Stated task> Find all the lines with "transparent" and gather them.

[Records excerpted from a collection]
=======

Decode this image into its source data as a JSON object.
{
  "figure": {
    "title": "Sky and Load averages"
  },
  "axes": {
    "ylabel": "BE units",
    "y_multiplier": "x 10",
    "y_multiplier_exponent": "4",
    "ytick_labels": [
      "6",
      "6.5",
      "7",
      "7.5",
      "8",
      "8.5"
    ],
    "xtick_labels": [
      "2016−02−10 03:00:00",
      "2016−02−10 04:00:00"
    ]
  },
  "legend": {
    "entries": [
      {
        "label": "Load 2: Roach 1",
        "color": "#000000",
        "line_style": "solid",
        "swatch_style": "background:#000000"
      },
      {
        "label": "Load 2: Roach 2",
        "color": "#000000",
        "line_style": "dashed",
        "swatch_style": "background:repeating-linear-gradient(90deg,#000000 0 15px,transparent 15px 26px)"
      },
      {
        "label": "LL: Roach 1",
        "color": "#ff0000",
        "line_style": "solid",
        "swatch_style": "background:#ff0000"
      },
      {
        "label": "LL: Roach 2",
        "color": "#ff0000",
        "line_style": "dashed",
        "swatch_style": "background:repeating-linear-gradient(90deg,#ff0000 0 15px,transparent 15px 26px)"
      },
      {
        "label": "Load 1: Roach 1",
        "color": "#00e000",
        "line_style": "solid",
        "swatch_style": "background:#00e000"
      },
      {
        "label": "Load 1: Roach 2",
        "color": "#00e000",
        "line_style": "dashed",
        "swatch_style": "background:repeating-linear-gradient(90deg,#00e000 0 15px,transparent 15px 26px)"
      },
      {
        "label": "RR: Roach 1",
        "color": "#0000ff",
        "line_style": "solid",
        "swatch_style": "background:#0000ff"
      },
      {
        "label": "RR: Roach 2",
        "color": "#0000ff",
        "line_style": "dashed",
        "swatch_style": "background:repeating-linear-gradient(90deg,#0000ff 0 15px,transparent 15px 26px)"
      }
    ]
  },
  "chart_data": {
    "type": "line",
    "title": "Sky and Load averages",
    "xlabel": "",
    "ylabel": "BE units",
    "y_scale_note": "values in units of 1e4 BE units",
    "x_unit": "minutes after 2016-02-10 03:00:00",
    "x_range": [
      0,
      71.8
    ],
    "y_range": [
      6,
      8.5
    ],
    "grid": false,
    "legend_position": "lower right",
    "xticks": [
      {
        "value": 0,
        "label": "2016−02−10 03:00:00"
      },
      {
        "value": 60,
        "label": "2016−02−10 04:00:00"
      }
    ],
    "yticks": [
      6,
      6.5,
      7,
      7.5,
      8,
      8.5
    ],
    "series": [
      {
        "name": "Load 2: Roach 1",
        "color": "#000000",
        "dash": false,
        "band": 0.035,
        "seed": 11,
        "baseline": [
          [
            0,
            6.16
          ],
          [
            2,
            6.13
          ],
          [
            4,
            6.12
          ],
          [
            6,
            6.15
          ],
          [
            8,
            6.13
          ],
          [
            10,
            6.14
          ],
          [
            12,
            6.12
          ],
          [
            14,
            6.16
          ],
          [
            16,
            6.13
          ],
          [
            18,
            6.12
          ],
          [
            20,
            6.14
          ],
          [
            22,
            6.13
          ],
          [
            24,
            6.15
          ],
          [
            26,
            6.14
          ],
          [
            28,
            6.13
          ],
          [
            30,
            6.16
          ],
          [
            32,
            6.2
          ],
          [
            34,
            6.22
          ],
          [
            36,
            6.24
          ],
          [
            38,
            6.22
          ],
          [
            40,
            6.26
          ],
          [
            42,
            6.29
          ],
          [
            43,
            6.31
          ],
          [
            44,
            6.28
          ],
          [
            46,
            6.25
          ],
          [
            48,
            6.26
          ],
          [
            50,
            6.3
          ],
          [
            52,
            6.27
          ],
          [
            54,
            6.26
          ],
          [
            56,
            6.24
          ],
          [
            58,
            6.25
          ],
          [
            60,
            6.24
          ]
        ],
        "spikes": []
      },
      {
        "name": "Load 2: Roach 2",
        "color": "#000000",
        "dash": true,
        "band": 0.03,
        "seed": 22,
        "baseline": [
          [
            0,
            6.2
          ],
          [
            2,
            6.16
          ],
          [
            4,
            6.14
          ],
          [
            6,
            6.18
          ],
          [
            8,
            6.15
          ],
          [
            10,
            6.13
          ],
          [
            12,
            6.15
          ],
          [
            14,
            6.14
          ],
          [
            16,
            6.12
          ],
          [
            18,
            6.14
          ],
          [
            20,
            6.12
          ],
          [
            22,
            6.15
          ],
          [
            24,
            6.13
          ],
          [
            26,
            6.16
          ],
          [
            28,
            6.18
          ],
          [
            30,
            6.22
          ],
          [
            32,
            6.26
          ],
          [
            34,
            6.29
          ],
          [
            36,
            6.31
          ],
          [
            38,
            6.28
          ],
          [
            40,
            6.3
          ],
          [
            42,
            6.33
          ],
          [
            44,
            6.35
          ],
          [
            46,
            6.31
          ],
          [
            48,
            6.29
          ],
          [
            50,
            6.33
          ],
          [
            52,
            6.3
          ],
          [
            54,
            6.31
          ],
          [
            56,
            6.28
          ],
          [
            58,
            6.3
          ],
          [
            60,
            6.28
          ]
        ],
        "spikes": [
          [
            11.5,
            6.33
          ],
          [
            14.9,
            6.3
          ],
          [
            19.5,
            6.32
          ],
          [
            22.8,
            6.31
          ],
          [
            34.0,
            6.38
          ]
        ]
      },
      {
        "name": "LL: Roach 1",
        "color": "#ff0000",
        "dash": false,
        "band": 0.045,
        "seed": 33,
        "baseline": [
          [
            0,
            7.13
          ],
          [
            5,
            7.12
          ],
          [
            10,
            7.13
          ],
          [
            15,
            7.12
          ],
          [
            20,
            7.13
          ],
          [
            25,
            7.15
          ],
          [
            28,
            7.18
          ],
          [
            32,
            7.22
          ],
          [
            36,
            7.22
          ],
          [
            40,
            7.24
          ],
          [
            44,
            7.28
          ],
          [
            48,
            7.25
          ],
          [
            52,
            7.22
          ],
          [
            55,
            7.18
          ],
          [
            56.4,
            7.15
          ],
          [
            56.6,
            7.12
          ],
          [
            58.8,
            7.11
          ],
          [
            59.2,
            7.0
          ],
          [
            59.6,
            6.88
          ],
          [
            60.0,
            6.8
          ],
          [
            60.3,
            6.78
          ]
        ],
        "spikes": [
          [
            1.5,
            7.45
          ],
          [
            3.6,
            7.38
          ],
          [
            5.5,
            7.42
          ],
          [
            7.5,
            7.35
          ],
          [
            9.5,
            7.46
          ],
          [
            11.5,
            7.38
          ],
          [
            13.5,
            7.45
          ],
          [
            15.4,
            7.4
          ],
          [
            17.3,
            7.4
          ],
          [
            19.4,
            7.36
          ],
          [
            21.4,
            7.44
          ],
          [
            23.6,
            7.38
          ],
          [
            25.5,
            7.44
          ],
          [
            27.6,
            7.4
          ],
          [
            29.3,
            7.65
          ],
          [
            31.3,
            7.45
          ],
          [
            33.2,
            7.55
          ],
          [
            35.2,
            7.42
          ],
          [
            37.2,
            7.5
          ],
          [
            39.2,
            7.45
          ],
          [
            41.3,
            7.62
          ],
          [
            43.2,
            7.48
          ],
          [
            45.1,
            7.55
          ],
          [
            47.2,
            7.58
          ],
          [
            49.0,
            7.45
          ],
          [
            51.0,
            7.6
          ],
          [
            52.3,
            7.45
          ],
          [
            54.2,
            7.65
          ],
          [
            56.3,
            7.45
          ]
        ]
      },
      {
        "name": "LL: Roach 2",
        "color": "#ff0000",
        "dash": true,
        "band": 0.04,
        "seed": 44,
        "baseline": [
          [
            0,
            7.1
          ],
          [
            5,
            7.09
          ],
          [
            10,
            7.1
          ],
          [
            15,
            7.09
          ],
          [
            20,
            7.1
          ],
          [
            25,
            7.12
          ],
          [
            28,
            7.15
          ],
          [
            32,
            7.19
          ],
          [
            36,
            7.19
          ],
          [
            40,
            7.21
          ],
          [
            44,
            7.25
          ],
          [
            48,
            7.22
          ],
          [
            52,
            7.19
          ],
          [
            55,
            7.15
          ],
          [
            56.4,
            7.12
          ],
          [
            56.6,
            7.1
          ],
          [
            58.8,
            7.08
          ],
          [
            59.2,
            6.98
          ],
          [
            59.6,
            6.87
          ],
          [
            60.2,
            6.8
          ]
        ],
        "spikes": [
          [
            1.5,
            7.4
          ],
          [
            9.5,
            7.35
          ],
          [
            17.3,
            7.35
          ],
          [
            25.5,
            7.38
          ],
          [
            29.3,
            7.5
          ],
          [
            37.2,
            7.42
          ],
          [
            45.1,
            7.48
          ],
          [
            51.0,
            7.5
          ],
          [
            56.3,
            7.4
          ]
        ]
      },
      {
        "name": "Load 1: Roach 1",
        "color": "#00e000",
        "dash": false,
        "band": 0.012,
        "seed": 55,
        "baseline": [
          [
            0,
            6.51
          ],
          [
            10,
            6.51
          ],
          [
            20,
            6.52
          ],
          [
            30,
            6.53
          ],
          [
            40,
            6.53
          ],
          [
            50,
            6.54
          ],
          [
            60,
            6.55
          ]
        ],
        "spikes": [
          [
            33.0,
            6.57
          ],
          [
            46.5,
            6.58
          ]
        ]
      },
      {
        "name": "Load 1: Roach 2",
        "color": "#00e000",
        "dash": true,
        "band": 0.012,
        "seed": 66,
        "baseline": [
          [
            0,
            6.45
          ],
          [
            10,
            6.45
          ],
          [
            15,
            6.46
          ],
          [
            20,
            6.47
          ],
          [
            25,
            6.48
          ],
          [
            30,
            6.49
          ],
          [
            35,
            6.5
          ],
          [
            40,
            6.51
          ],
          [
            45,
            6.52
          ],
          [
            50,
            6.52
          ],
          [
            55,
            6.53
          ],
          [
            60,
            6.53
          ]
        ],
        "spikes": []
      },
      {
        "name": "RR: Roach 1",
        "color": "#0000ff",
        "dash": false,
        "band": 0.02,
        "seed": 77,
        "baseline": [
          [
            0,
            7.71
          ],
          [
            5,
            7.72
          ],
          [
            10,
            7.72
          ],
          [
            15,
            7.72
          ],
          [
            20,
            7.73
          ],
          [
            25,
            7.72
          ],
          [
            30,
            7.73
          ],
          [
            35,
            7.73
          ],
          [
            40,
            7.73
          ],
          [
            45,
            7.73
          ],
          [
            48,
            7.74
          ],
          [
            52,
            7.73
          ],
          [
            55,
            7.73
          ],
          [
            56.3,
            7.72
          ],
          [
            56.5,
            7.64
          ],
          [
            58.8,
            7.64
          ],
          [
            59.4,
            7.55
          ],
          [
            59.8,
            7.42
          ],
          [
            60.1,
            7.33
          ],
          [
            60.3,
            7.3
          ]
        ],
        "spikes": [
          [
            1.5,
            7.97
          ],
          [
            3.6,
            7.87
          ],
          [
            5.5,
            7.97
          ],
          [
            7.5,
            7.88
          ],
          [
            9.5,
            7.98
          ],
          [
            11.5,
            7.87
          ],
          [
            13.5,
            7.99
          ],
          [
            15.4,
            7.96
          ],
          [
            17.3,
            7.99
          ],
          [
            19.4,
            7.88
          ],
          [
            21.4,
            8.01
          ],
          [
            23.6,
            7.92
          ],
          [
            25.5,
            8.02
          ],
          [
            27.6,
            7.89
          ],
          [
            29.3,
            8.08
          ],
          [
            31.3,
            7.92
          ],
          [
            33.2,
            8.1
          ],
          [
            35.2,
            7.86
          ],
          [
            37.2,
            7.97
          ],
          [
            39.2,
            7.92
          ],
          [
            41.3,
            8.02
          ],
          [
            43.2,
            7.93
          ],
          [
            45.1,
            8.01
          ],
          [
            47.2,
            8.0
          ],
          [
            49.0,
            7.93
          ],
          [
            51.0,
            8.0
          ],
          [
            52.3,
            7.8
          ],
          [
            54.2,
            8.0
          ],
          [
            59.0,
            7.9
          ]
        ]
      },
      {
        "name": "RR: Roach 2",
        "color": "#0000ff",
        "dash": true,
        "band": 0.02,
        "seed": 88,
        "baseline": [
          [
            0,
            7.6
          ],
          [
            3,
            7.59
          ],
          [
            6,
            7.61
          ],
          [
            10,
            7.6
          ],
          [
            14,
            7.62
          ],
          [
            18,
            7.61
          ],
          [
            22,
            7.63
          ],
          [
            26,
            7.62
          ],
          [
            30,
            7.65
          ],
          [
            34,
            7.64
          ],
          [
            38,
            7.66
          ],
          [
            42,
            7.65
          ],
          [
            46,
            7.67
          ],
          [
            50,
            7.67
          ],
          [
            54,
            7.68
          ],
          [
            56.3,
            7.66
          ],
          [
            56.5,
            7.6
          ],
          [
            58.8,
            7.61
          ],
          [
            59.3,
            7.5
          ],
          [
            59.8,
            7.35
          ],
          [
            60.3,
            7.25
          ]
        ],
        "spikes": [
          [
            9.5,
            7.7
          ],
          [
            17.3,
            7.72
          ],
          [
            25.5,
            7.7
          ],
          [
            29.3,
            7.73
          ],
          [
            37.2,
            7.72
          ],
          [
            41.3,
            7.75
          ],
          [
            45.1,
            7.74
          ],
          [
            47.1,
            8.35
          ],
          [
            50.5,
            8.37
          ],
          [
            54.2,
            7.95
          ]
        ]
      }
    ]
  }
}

=======

Task result>
        "swatch_style": "background:repeating-linear-gradient(90deg,#000000 0 15px,transparent 15px 26px)"
        "swatch_style": "background:repeating-linear-gradient(90deg,#ff0000 0 15px,transparent 15px 26px)"
        "swatch_style": "background:repeating-linear-gradient(90deg,#00e000 0 15px,transparent 15px 26px)"
        "swatch_style": "background:repeating-linear-gradient(90deg,#0000ff 0 15px,transparent 15px 26px)"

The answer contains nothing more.